**Task objective:** The listing below is to be output in its exact form.

------------------------------------

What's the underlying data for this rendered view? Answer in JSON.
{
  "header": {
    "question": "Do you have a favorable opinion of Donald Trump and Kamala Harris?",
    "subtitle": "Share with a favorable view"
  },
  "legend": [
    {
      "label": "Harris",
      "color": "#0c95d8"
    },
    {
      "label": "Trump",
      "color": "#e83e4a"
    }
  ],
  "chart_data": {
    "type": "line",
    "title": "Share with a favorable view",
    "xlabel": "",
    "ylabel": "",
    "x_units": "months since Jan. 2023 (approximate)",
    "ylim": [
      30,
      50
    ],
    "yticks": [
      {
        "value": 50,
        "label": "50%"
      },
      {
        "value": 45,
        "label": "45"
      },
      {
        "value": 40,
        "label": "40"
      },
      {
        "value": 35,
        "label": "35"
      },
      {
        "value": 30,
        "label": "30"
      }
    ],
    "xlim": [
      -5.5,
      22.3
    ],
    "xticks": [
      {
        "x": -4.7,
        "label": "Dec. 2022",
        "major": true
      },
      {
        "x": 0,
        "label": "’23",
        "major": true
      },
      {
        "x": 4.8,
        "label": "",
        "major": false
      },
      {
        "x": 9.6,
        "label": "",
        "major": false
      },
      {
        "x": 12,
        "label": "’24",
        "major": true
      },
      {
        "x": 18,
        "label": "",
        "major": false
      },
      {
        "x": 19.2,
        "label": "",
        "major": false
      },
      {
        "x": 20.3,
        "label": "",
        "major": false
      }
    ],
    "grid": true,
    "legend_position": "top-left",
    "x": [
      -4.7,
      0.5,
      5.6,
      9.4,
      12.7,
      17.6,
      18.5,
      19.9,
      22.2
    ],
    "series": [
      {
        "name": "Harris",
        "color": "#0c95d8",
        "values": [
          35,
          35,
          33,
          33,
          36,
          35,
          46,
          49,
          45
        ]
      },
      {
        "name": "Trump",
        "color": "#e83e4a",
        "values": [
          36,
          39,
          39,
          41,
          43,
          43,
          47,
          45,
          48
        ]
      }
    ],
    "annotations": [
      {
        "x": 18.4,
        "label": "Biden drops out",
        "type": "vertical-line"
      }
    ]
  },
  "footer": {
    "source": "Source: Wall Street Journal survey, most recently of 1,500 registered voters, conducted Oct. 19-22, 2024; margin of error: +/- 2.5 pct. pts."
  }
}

------------------------------------

**Reply to the task:**
What's the underlying data for this rendered view? Answer in JSON.
{
  "header": {
    "question": "Do you have a favorable opinion of Donald Trump and Kamala Harris?",
    "subtitle": "Share with a favorable view"
  },
  "legend": [
    {
      "label": "Harris",
      "color": "#0c95d8"
    },
    {
      "label": "Trump",
      "color": "#e83e4a"
    }
  ],
  "chart_data": {
    "type": "line",
    "title": "Share with a favorable view",
    "xlabel": "",
    "ylabel": "",
    "x_units": "months since Jan. 2023 (approximate)",
    "ylim": [
      30,
      50
    ],
    "yticks": [
      {
        "value": 50,
        "label": "50%"
      },
      {
        "value": 45,
        "label": "45"
      },
      {
        "value": 40,
        "label": "40"
      },
      {
        "value": 35,
        "label": "35"
      },
      {
        "value": 30,
        "label": "30"
      }
    ],
    "xlim": [
      -5.5,
      22.3
    ],
    "xticks": [
      {
        "x": -4.7,
        "label": "Dec. 2022",
        "major": true
      },
      {
        "x": 0,
        "label": "’23",
        "major": true
      },
      {
        "x": 4.8,
        "label": "",
        "major": false
      },
      {
        "x": 9.6,
        "label": "",
        "major": false
      },
      {
        "x": 12,
        "label": "’24",
        "major": true
      },
      {
        "x": 18,
        "label": "",
        "major": false
      },
      {
        "x": 19.2,
        "label": "",
        "major": false
      },
      {
        "x": 20.3,
        "label": "",
        "major": false
      }
    ],
    "grid": true,
    "legend_position": "top-left",
    "x": [
      -4.7,
      0.5,
      5.6,
      9.4,
      12.7,
      17.6,
      18.5,
      19.9,
      22.2
    ],
    "series": [
      {
        "name": "Harris",
        "color": "#0c95d8",
        "values": [
          35,
          35,
          33,
          33,
          36,
          35,
          46,
          49,
          45
        ]
      },
      {
        "name": "Trump",
        "color": "#e83e4a",
        "values": [
          36,
          39,
          39,
          41,
          43,
          43,
          47,
          45,
          48
        ]
      }
    ],
    "annotations": [
      {
        "x": 18.4,
        "label": "Biden drops out",
        "type": "vertical-line"
      }
    ]
  },
  "footer": {
    "source": "Source: Wall Street Journal survey, most recently of 1,500 registered voters, conducted Oct. 19-22, 2024; margin of error: +/- 2.5 pct. pts."
  }
}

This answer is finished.